**Task**
Copy out everything from the start of the records down to the line containing "- legend-label: Ιουν-19: [779, 578, 863, 602]", both ends included, keeping each line unchanged.

**Entries from a dataset**
..............................
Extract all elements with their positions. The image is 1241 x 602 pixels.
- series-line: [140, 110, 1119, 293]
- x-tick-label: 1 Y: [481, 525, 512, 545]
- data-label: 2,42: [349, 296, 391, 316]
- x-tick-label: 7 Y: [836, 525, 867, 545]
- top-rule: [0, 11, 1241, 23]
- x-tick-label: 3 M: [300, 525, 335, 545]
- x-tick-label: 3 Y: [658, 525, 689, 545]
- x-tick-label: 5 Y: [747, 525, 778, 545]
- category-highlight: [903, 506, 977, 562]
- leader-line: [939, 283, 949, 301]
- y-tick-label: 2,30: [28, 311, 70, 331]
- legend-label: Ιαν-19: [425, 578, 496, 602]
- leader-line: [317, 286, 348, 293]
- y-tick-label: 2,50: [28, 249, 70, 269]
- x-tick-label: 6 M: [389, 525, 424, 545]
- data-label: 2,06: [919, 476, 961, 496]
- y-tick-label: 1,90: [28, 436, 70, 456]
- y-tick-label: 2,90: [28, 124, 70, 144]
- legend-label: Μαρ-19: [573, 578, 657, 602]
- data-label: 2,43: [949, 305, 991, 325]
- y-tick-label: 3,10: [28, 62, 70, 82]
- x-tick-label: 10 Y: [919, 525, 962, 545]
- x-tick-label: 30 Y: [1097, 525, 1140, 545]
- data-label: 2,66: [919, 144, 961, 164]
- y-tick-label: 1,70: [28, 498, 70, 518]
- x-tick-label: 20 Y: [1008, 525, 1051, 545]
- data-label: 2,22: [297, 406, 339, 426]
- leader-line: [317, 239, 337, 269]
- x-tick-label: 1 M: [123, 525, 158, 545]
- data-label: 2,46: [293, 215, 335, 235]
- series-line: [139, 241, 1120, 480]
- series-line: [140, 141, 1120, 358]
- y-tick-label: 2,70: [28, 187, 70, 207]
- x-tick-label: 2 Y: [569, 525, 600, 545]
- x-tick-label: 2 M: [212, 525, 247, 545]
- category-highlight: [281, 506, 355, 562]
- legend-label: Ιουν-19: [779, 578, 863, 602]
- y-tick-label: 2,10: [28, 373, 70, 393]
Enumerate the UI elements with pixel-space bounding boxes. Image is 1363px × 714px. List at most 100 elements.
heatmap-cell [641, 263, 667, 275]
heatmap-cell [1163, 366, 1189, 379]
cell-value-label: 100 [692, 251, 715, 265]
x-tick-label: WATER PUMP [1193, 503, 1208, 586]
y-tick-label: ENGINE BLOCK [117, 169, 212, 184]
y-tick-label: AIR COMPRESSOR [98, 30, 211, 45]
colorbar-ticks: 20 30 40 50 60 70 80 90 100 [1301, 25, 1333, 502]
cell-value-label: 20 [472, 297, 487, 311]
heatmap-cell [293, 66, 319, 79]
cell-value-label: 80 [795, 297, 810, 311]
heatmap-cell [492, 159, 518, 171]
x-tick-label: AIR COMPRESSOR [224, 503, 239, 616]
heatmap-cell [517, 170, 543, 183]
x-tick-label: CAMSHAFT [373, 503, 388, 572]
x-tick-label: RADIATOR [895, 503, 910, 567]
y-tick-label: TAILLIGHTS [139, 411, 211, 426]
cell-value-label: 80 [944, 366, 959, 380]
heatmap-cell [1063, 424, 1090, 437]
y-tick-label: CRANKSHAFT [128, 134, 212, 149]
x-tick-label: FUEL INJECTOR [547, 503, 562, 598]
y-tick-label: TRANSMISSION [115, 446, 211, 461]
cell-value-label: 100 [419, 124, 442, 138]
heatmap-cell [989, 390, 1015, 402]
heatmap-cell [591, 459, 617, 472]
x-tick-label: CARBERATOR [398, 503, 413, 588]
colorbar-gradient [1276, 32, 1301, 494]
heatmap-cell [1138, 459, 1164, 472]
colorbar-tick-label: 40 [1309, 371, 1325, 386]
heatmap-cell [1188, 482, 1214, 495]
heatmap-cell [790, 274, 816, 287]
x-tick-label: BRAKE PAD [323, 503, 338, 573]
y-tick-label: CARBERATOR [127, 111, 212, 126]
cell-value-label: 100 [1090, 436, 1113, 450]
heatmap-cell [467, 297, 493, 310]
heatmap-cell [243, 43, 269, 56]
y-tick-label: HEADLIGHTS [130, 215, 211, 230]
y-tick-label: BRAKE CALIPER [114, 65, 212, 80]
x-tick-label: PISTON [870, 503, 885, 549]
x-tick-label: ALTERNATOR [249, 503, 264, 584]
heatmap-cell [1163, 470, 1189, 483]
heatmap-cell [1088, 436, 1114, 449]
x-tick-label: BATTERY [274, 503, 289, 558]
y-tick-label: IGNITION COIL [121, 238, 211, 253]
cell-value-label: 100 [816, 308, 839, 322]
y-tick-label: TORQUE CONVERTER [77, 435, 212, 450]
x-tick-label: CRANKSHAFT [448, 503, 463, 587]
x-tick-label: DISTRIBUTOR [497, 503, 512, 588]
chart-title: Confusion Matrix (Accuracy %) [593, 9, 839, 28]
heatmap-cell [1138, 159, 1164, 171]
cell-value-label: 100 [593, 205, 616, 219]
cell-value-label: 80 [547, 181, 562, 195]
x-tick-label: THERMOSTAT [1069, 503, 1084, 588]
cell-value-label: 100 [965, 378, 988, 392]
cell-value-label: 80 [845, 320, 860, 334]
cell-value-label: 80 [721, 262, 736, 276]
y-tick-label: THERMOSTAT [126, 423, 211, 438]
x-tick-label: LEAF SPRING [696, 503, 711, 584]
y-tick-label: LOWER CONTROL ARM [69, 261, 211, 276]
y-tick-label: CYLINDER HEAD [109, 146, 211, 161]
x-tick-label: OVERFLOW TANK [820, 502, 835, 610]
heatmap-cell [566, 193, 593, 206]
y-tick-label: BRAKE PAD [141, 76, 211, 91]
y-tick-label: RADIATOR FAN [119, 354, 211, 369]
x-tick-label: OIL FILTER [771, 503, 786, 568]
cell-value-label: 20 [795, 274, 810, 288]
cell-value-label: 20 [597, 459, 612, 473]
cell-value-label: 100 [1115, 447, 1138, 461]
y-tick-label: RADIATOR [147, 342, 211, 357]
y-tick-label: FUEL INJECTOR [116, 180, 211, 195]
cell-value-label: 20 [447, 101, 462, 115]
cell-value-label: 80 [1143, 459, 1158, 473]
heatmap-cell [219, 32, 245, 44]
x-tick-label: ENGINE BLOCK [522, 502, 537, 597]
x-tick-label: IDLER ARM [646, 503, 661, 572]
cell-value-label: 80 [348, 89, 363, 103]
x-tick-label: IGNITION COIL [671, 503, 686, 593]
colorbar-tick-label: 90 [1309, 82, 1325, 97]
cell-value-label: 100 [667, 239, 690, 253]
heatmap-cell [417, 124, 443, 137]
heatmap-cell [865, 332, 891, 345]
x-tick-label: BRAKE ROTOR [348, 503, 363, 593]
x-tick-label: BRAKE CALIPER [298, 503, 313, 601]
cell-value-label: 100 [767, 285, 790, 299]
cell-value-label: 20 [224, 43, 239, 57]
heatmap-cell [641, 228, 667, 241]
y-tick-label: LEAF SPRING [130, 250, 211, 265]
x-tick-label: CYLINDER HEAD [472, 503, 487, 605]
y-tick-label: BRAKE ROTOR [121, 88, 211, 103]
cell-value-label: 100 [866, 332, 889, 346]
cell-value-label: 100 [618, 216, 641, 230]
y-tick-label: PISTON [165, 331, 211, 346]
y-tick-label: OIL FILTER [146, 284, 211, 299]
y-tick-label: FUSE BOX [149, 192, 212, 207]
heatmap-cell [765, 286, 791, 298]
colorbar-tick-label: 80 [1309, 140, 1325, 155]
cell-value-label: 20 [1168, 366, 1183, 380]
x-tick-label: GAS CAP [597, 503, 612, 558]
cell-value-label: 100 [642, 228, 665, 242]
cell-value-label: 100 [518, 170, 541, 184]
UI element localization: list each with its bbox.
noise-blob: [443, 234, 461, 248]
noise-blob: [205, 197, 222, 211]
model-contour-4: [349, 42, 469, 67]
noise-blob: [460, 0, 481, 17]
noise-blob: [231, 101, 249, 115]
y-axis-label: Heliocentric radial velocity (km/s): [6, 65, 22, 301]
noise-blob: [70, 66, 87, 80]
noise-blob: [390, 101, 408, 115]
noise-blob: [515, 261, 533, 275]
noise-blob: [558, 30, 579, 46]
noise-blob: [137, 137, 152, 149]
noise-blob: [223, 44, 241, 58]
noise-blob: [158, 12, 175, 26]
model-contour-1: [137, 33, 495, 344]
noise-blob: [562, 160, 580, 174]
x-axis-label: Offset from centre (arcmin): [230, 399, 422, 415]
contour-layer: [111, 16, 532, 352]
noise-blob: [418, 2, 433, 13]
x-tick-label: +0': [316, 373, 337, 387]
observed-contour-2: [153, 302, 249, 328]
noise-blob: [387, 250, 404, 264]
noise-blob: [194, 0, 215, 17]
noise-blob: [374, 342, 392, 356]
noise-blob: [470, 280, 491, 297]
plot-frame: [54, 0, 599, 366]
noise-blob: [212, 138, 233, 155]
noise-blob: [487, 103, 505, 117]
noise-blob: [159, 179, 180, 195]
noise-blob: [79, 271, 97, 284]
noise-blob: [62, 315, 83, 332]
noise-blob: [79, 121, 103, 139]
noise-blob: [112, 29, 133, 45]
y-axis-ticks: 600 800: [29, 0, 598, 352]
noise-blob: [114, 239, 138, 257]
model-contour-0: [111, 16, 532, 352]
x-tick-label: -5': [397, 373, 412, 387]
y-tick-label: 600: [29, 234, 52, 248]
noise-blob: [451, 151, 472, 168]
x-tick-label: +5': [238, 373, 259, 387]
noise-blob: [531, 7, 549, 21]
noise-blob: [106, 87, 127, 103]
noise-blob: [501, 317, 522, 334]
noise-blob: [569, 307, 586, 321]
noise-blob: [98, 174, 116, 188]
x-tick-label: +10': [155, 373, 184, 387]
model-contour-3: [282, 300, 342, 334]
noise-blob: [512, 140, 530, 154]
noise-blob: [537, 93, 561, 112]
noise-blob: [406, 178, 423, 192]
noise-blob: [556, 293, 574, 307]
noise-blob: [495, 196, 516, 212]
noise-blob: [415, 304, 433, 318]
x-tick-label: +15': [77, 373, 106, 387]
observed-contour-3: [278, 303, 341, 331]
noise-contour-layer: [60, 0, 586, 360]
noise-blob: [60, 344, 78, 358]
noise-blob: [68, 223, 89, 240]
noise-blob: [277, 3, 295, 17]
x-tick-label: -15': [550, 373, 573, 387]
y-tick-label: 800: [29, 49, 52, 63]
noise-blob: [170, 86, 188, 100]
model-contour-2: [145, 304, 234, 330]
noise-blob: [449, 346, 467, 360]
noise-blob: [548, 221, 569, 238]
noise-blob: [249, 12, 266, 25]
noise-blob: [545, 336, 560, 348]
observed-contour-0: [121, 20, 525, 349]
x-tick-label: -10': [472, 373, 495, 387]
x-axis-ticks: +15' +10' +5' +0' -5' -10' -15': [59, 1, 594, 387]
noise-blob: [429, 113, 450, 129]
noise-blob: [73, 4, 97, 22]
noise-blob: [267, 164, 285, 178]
..............................
**Full solution**
Extract all elements with their positions. The image is 1241 x 602 pixels.
- series-line: [140, 110, 1119, 293]
- x-tick-label: 1 Y: [481, 525, 512, 545]
- data-label: 2,42: [349, 296, 391, 316]
- x-tick-label: 7 Y: [836, 525, 867, 545]
- top-rule: [0, 11, 1241, 23]
- x-tick-label: 3 M: [300, 525, 335, 545]
- x-tick-label: 3 Y: [658, 525, 689, 545]
- x-tick-label: 5 Y: [747, 525, 778, 545]
- category-highlight: [903, 506, 977, 562]
- leader-line: [939, 283, 949, 301]
- y-tick-label: 2,30: [28, 311, 70, 331]
- legend-label: Ιαν-19: [425, 578, 496, 602]
- leader-line: [317, 286, 348, 293]
- y-tick-label: 2,50: [28, 249, 70, 269]
- x-tick-label: 6 M: [389, 525, 424, 545]
- data-label: 2,06: [919, 476, 961, 496]
- y-tick-label: 1,90: [28, 436, 70, 456]
- y-tick-label: 2,90: [28, 124, 70, 144]
- legend-label: Μαρ-19: [573, 578, 657, 602]
- data-label: 2,43: [949, 305, 991, 325]
- y-tick-label: 3,10: [28, 62, 70, 82]
- x-tick-label: 10 Y: [919, 525, 962, 545]
- x-tick-label: 30 Y: [1097, 525, 1140, 545]
- data-label: 2,66: [919, 144, 961, 164]
- y-tick-label: 1,70: [28, 498, 70, 518]
- x-tick-label: 20 Y: [1008, 525, 1051, 545]
- data-label: 2,22: [297, 406, 339, 426]
- leader-line: [317, 239, 337, 269]
- x-tick-label: 1 M: [123, 525, 158, 545]
- data-label: 2,46: [293, 215, 335, 235]
- series-line: [139, 241, 1120, 480]
- series-line: [140, 141, 1120, 358]
- y-tick-label: 2,70: [28, 187, 70, 207]
- x-tick-label: 2 Y: [569, 525, 600, 545]
- x-tick-label: 2 M: [212, 525, 247, 545]
- category-highlight: [281, 506, 355, 562]
- legend-label: Ιουν-19: [779, 578, 863, 602]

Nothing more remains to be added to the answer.